* start Data for processing *

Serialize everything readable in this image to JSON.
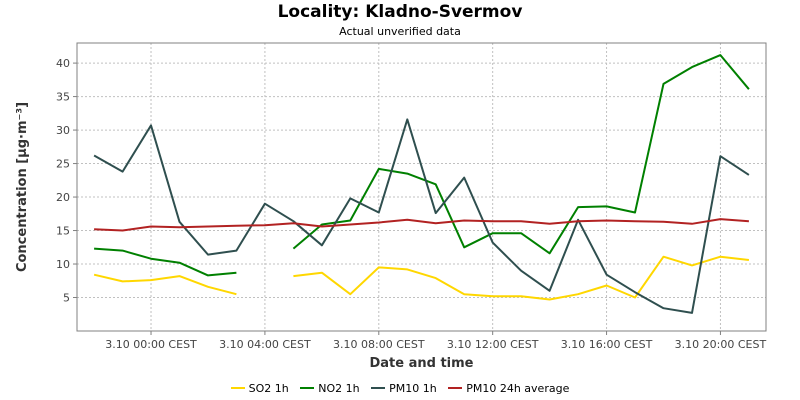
{
  "header": {
    "title": "Locality: Kladno-Svermov",
    "subtitle": "Actual unverified data"
  },
  "chart_data": {
    "type": "line",
    "title": "Locality: Kladno-Svermov",
    "subtitle": "Actual unverified data",
    "xlabel": "Date and time",
    "ylabel": "Concentration [µg·m⁻³]",
    "x": [
      "2.10 22:00",
      "2.10 23:00",
      "3.10 00:00",
      "3.10 01:00",
      "3.10 02:00",
      "3.10 03:00",
      "3.10 04:00",
      "3.10 05:00",
      "3.10 06:00",
      "3.10 07:00",
      "3.10 08:00",
      "3.10 09:00",
      "3.10 10:00",
      "3.10 11:00",
      "3.10 12:00",
      "3.10 13:00",
      "3.10 14:00",
      "3.10 15:00",
      "3.10 16:00",
      "3.10 17:00",
      "3.10 18:00",
      "3.10 19:00",
      "3.10 20:00",
      "3.10 21:00"
    ],
    "x_ticks": [
      "3.10 00:00 CEST",
      "3.10 04:00 CEST",
      "3.10 08:00 CEST",
      "3.10 12:00 CEST",
      "3.10 16:00 CEST",
      "3.10 20:00 CEST"
    ],
    "x_tick_hours": [
      0,
      4,
      8,
      12,
      16,
      20
    ],
    "x_range_hours": [
      -2.6,
      21.6
    ],
    "y_ticks": [
      5,
      10,
      15,
      20,
      25,
      30,
      35,
      40
    ],
    "ylim": [
      0,
      43
    ],
    "grid": true,
    "legend_position": "bottom",
    "series": [
      {
        "name": "SO2 1h",
        "color": "#FFD700",
        "values": [
          8.4,
          7.4,
          7.6,
          8.2,
          6.6,
          5.5,
          null,
          8.2,
          8.7,
          5.5,
          9.5,
          9.2,
          7.9,
          5.5,
          5.2,
          5.2,
          4.7,
          5.5,
          6.8,
          5.0,
          11.1,
          9.8,
          11.1,
          10.6
        ]
      },
      {
        "name": "NO2 1h",
        "color": "#008000",
        "values": [
          12.3,
          12.0,
          10.8,
          10.2,
          8.3,
          8.7,
          null,
          12.3,
          15.9,
          16.5,
          24.2,
          23.5,
          21.9,
          12.5,
          14.6,
          14.6,
          11.6,
          18.5,
          18.6,
          17.7,
          36.9,
          39.4,
          41.2,
          36.1
        ]
      },
      {
        "name": "PM10 1h",
        "color": "#2F4F4F",
        "values": [
          26.2,
          23.8,
          30.7,
          16.3,
          11.4,
          12.0,
          19.0,
          16.4,
          12.8,
          19.8,
          17.7,
          31.6,
          17.6,
          22.9,
          13.2,
          9.0,
          6.0,
          16.6,
          8.4,
          5.8,
          3.4,
          2.7,
          26.1,
          23.3
        ]
      },
      {
        "name": "PM10 24h average",
        "color": "#B22222",
        "values": [
          15.2,
          15.0,
          15.6,
          15.5,
          15.6,
          15.7,
          15.8,
          16.1,
          15.6,
          15.9,
          16.2,
          16.6,
          16.1,
          16.5,
          16.4,
          16.4,
          16.0,
          16.4,
          16.5,
          16.4,
          16.3,
          16.0,
          16.7,
          16.4
        ]
      }
    ]
  }
}
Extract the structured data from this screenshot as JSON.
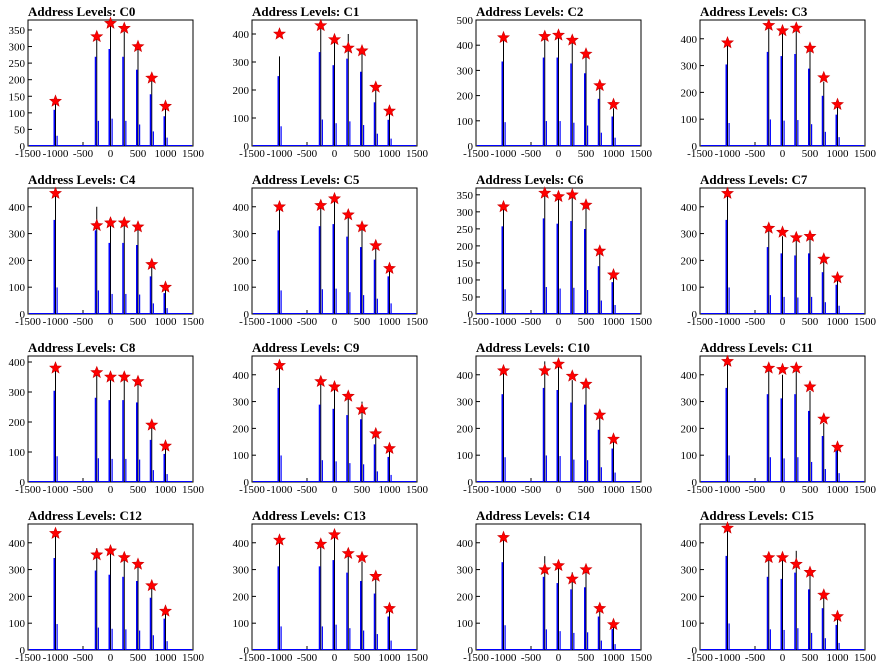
{
  "chart_data": [
    {
      "type": "histogram",
      "title": "Address Levels: C0",
      "xlim": [
        -1500,
        1500
      ],
      "ylim": [
        0,
        380
      ],
      "yticks": [
        0,
        50,
        100,
        150,
        200,
        250,
        300,
        350
      ],
      "xticks": [
        -1500,
        -1000,
        -500,
        0,
        500,
        1000,
        1500
      ],
      "peaks": [
        [
          -1000,
          140
        ],
        [
          -250,
          345
        ],
        [
          0,
          375
        ],
        [
          250,
          345
        ],
        [
          500,
          295
        ],
        [
          750,
          200
        ],
        [
          1000,
          115
        ]
      ],
      "markers": [
        [
          -1000,
          135
        ],
        [
          -250,
          330
        ],
        [
          0,
          370
        ],
        [
          250,
          355
        ],
        [
          500,
          300
        ],
        [
          750,
          205
        ],
        [
          1000,
          120
        ]
      ]
    },
    {
      "type": "histogram",
      "title": "Address Levels: C1",
      "xlim": [
        -1500,
        1500
      ],
      "ylim": [
        0,
        450
      ],
      "yticks": [
        0,
        100,
        200,
        300,
        400
      ],
      "xticks": [
        -1500,
        -1000,
        -500,
        0,
        500,
        1000,
        1500
      ],
      "peaks": [
        [
          -1000,
          320
        ],
        [
          -250,
          430
        ],
        [
          0,
          370
        ],
        [
          250,
          400
        ],
        [
          500,
          340
        ],
        [
          750,
          200
        ],
        [
          1000,
          120
        ]
      ],
      "markers": [
        [
          -1000,
          400
        ],
        [
          -250,
          430
        ],
        [
          0,
          380
        ],
        [
          250,
          350
        ],
        [
          500,
          340
        ],
        [
          750,
          210
        ],
        [
          1000,
          125
        ]
      ]
    },
    {
      "type": "histogram",
      "title": "Address Levels: C2",
      "xlim": [
        -1500,
        1500
      ],
      "ylim": [
        0,
        500
      ],
      "yticks": [
        0,
        100,
        200,
        300,
        400,
        500
      ],
      "xticks": [
        -1500,
        -1000,
        -500,
        0,
        500,
        1000,
        1500
      ],
      "peaks": [
        [
          -1000,
          430
        ],
        [
          -250,
          450
        ],
        [
          0,
          450
        ],
        [
          250,
          420
        ],
        [
          500,
          370
        ],
        [
          750,
          240
        ],
        [
          1000,
          150
        ]
      ],
      "markers": [
        [
          -1000,
          430
        ],
        [
          -250,
          435
        ],
        [
          0,
          440
        ],
        [
          250,
          420
        ],
        [
          500,
          365
        ],
        [
          750,
          240
        ],
        [
          1000,
          165
        ]
      ]
    },
    {
      "type": "histogram",
      "title": "Address Levels: C3",
      "xlim": [
        -1500,
        1500
      ],
      "ylim": [
        0,
        470
      ],
      "yticks": [
        0,
        100,
        200,
        300,
        400
      ],
      "xticks": [
        -1500,
        -1000,
        -500,
        0,
        500,
        1000,
        1500
      ],
      "peaks": [
        [
          -1000,
          390
        ],
        [
          -250,
          450
        ],
        [
          0,
          430
        ],
        [
          250,
          440
        ],
        [
          500,
          370
        ],
        [
          750,
          240
        ],
        [
          1000,
          150
        ]
      ],
      "markers": [
        [
          -1000,
          385
        ],
        [
          -250,
          450
        ],
        [
          0,
          430
        ],
        [
          250,
          440
        ],
        [
          500,
          365
        ],
        [
          750,
          255
        ],
        [
          1000,
          155
        ]
      ]
    },
    {
      "type": "histogram",
      "title": "Address Levels: C4",
      "xlim": [
        -1500,
        1500
      ],
      "ylim": [
        0,
        470
      ],
      "yticks": [
        0,
        100,
        200,
        300,
        400
      ],
      "xticks": [
        -1500,
        -1000,
        -500,
        0,
        500,
        1000,
        1500
      ],
      "peaks": [
        [
          -1000,
          450
        ],
        [
          -250,
          400
        ],
        [
          0,
          340
        ],
        [
          250,
          340
        ],
        [
          500,
          330
        ],
        [
          750,
          180
        ],
        [
          1000,
          100
        ]
      ],
      "markers": [
        [
          -1000,
          450
        ],
        [
          -250,
          330
        ],
        [
          0,
          340
        ],
        [
          250,
          340
        ],
        [
          500,
          325
        ],
        [
          750,
          185
        ],
        [
          1000,
          100
        ]
      ]
    },
    {
      "type": "histogram",
      "title": "Address Levels: C5",
      "xlim": [
        -1500,
        1500
      ],
      "ylim": [
        0,
        470
      ],
      "yticks": [
        0,
        100,
        200,
        300,
        400
      ],
      "xticks": [
        -1500,
        -1000,
        -500,
        0,
        500,
        1000,
        1500
      ],
      "peaks": [
        [
          -1000,
          400
        ],
        [
          -250,
          420
        ],
        [
          0,
          430
        ],
        [
          250,
          370
        ],
        [
          500,
          320
        ],
        [
          750,
          260
        ],
        [
          1000,
          180
        ]
      ],
      "markers": [
        [
          -1000,
          400
        ],
        [
          -250,
          405
        ],
        [
          0,
          430
        ],
        [
          250,
          370
        ],
        [
          500,
          325
        ],
        [
          750,
          255
        ],
        [
          1000,
          170
        ]
      ]
    },
    {
      "type": "histogram",
      "title": "Address Levels: C6",
      "xlim": [
        -1500,
        1500
      ],
      "ylim": [
        0,
        370
      ],
      "yticks": [
        0,
        50,
        100,
        150,
        200,
        250,
        300,
        350
      ],
      "xticks": [
        -1500,
        -1000,
        -500,
        0,
        500,
        1000,
        1500
      ],
      "peaks": [
        [
          -1000,
          330
        ],
        [
          -250,
          360
        ],
        [
          0,
          340
        ],
        [
          250,
          350
        ],
        [
          500,
          320
        ],
        [
          750,
          180
        ],
        [
          1000,
          120
        ]
      ],
      "markers": [
        [
          -1000,
          315
        ],
        [
          -250,
          355
        ],
        [
          0,
          345
        ],
        [
          250,
          350
        ],
        [
          500,
          320
        ],
        [
          750,
          185
        ],
        [
          1000,
          115
        ]
      ]
    },
    {
      "type": "histogram",
      "title": "Address Levels: C7",
      "xlim": [
        -1500,
        1500
      ],
      "ylim": [
        0,
        470
      ],
      "yticks": [
        0,
        100,
        200,
        300,
        400
      ],
      "xticks": [
        -1500,
        -1000,
        -500,
        0,
        500,
        1000,
        1500
      ],
      "peaks": [
        [
          -1000,
          450
        ],
        [
          -250,
          320
        ],
        [
          0,
          290
        ],
        [
          250,
          280
        ],
        [
          500,
          290
        ],
        [
          750,
          200
        ],
        [
          1000,
          140
        ]
      ],
      "markers": [
        [
          -1000,
          450
        ],
        [
          -250,
          320
        ],
        [
          0,
          305
        ],
        [
          250,
          285
        ],
        [
          500,
          290
        ],
        [
          750,
          205
        ],
        [
          1000,
          135
        ]
      ]
    },
    {
      "type": "histogram",
      "title": "Address Levels: C8",
      "xlim": [
        -1500,
        1500
      ],
      "ylim": [
        0,
        420
      ],
      "yticks": [
        0,
        100,
        200,
        300,
        400
      ],
      "xticks": [
        -1500,
        -1000,
        -500,
        0,
        500,
        1000,
        1500
      ],
      "peaks": [
        [
          -1000,
          390
        ],
        [
          -250,
          360
        ],
        [
          0,
          350
        ],
        [
          250,
          350
        ],
        [
          500,
          340
        ],
        [
          750,
          180
        ],
        [
          1000,
          120
        ]
      ],
      "markers": [
        [
          -1000,
          380
        ],
        [
          -250,
          365
        ],
        [
          0,
          350
        ],
        [
          250,
          350
        ],
        [
          500,
          335
        ],
        [
          750,
          190
        ],
        [
          1000,
          120
        ]
      ]
    },
    {
      "type": "histogram",
      "title": "Address Levels: C9",
      "xlim": [
        -1500,
        1500
      ],
      "ylim": [
        0,
        470
      ],
      "yticks": [
        0,
        100,
        200,
        300,
        400
      ],
      "xticks": [
        -1500,
        -1000,
        -500,
        0,
        500,
        1000,
        1500
      ],
      "peaks": [
        [
          -1000,
          450
        ],
        [
          -250,
          370
        ],
        [
          0,
          350
        ],
        [
          250,
          320
        ],
        [
          500,
          300
        ],
        [
          750,
          180
        ],
        [
          1000,
          120
        ]
      ],
      "markers": [
        [
          -1000,
          435
        ],
        [
          -250,
          375
        ],
        [
          0,
          355
        ],
        [
          250,
          320
        ],
        [
          500,
          270
        ],
        [
          750,
          180
        ],
        [
          1000,
          125
        ]
      ]
    },
    {
      "type": "histogram",
      "title": "Address Levels: C10",
      "xlim": [
        -1500,
        1500
      ],
      "ylim": [
        0,
        470
      ],
      "yticks": [
        0,
        100,
        200,
        300,
        400
      ],
      "xticks": [
        -1500,
        -1000,
        -500,
        0,
        500,
        1000,
        1500
      ],
      "peaks": [
        [
          -1000,
          420
        ],
        [
          -250,
          450
        ],
        [
          0,
          440
        ],
        [
          250,
          380
        ],
        [
          500,
          370
        ],
        [
          750,
          250
        ],
        [
          1000,
          160
        ]
      ],
      "markers": [
        [
          -1000,
          415
        ],
        [
          -250,
          415
        ],
        [
          0,
          440
        ],
        [
          250,
          395
        ],
        [
          500,
          365
        ],
        [
          750,
          250
        ],
        [
          1000,
          160
        ]
      ]
    },
    {
      "type": "histogram",
      "title": "Address Levels: C11",
      "xlim": [
        -1500,
        1500
      ],
      "ylim": [
        0,
        470
      ],
      "yticks": [
        0,
        100,
        200,
        300,
        400
      ],
      "xticks": [
        -1500,
        -1000,
        -500,
        0,
        500,
        1000,
        1500
      ],
      "peaks": [
        [
          -1000,
          450
        ],
        [
          -250,
          420
        ],
        [
          0,
          400
        ],
        [
          250,
          420
        ],
        [
          500,
          340
        ],
        [
          750,
          220
        ],
        [
          1000,
          150
        ]
      ],
      "markers": [
        [
          -1000,
          450
        ],
        [
          -250,
          425
        ],
        [
          0,
          420
        ],
        [
          250,
          425
        ],
        [
          500,
          355
        ],
        [
          750,
          235
        ],
        [
          1000,
          130
        ]
      ]
    },
    {
      "type": "histogram",
      "title": "Address Levels: C12",
      "xlim": [
        -1500,
        1500
      ],
      "ylim": [
        0,
        470
      ],
      "yticks": [
        0,
        100,
        200,
        300,
        400
      ],
      "xticks": [
        -1500,
        -1000,
        -500,
        0,
        500,
        1000,
        1500
      ],
      "peaks": [
        [
          -1000,
          440
        ],
        [
          -250,
          380
        ],
        [
          0,
          360
        ],
        [
          250,
          350
        ],
        [
          500,
          330
        ],
        [
          750,
          250
        ],
        [
          1000,
          150
        ]
      ],
      "markers": [
        [
          -1000,
          435
        ],
        [
          -250,
          355
        ],
        [
          0,
          370
        ],
        [
          250,
          345
        ],
        [
          500,
          320
        ],
        [
          750,
          240
        ],
        [
          1000,
          145
        ]
      ]
    },
    {
      "type": "histogram",
      "title": "Address Levels: C13",
      "xlim": [
        -1500,
        1500
      ],
      "ylim": [
        0,
        470
      ],
      "yticks": [
        0,
        100,
        200,
        300,
        400
      ],
      "xticks": [
        -1500,
        -1000,
        -500,
        0,
        500,
        1000,
        1500
      ],
      "peaks": [
        [
          -1000,
          400
        ],
        [
          -250,
          400
        ],
        [
          0,
          430
        ],
        [
          250,
          370
        ],
        [
          500,
          330
        ],
        [
          750,
          270
        ],
        [
          1000,
          160
        ]
      ],
      "markers": [
        [
          -1000,
          410
        ],
        [
          -250,
          395
        ],
        [
          0,
          430
        ],
        [
          250,
          360
        ],
        [
          500,
          345
        ],
        [
          750,
          275
        ],
        [
          1000,
          155
        ]
      ]
    },
    {
      "type": "histogram",
      "title": "Address Levels: C14",
      "xlim": [
        -1500,
        1500
      ],
      "ylim": [
        0,
        470
      ],
      "yticks": [
        0,
        100,
        200,
        300,
        400
      ],
      "xticks": [
        -1500,
        -1000,
        -500,
        0,
        500,
        1000,
        1500
      ],
      "peaks": [
        [
          -1000,
          420
        ],
        [
          -250,
          350
        ],
        [
          0,
          320
        ],
        [
          250,
          290
        ],
        [
          500,
          300
        ],
        [
          750,
          160
        ],
        [
          1000,
          100
        ]
      ],
      "markers": [
        [
          -1000,
          420
        ],
        [
          -250,
          300
        ],
        [
          0,
          315
        ],
        [
          250,
          265
        ],
        [
          500,
          300
        ],
        [
          750,
          155
        ],
        [
          1000,
          95
        ]
      ]
    },
    {
      "type": "histogram",
      "title": "Address Levels: C15",
      "xlim": [
        -1500,
        1500
      ],
      "ylim": [
        0,
        470
      ],
      "yticks": [
        0,
        100,
        200,
        300,
        400
      ],
      "xticks": [
        -1500,
        -1000,
        -500,
        0,
        500,
        1000,
        1500
      ],
      "peaks": [
        [
          -1000,
          450
        ],
        [
          -250,
          350
        ],
        [
          0,
          340
        ],
        [
          250,
          370
        ],
        [
          500,
          290
        ],
        [
          750,
          200
        ],
        [
          1000,
          120
        ]
      ],
      "markers": [
        [
          -1000,
          455
        ],
        [
          -250,
          345
        ],
        [
          0,
          345
        ],
        [
          250,
          320
        ],
        [
          500,
          290
        ],
        [
          750,
          205
        ],
        [
          1000,
          125
        ]
      ]
    }
  ],
  "colors": {
    "line": "#0000ff",
    "spike": "#000000",
    "marker_fill": "#ff0000",
    "marker_stroke": "#cc0000",
    "axis": "#000000"
  }
}
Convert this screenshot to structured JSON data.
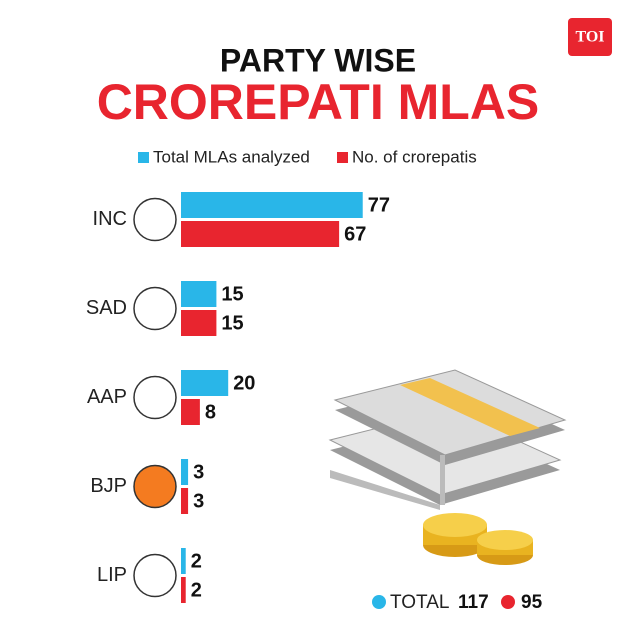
{
  "chart_data": {
    "type": "bar",
    "orientation": "horizontal",
    "logo": "TOI",
    "title": "PARTY WISE",
    "subtitle": "CROREPATI MLAS",
    "categories": [
      "INC",
      "SAD",
      "AAP",
      "BJP",
      "LIP"
    ],
    "series": [
      {
        "name": "Total MLAs analyzed",
        "color": "#29b6e8",
        "values": [
          77,
          15,
          20,
          3,
          2
        ]
      },
      {
        "name": "No. of crorepatis",
        "color": "#e8252f",
        "values": [
          67,
          15,
          8,
          3,
          2
        ]
      }
    ],
    "total_label": "TOTAL",
    "totals": [
      117,
      95
    ]
  }
}
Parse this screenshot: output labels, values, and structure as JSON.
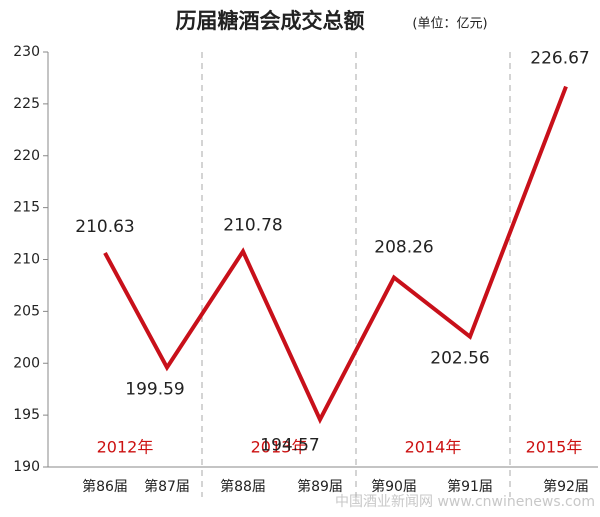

* end Data for processing *

Requirement: Locate all lines in the listing above with the word "structured". Copy them.

Correct result:
Extract the structured data from this screenshot as JSON.
Convert this screenshot to structured JSON data.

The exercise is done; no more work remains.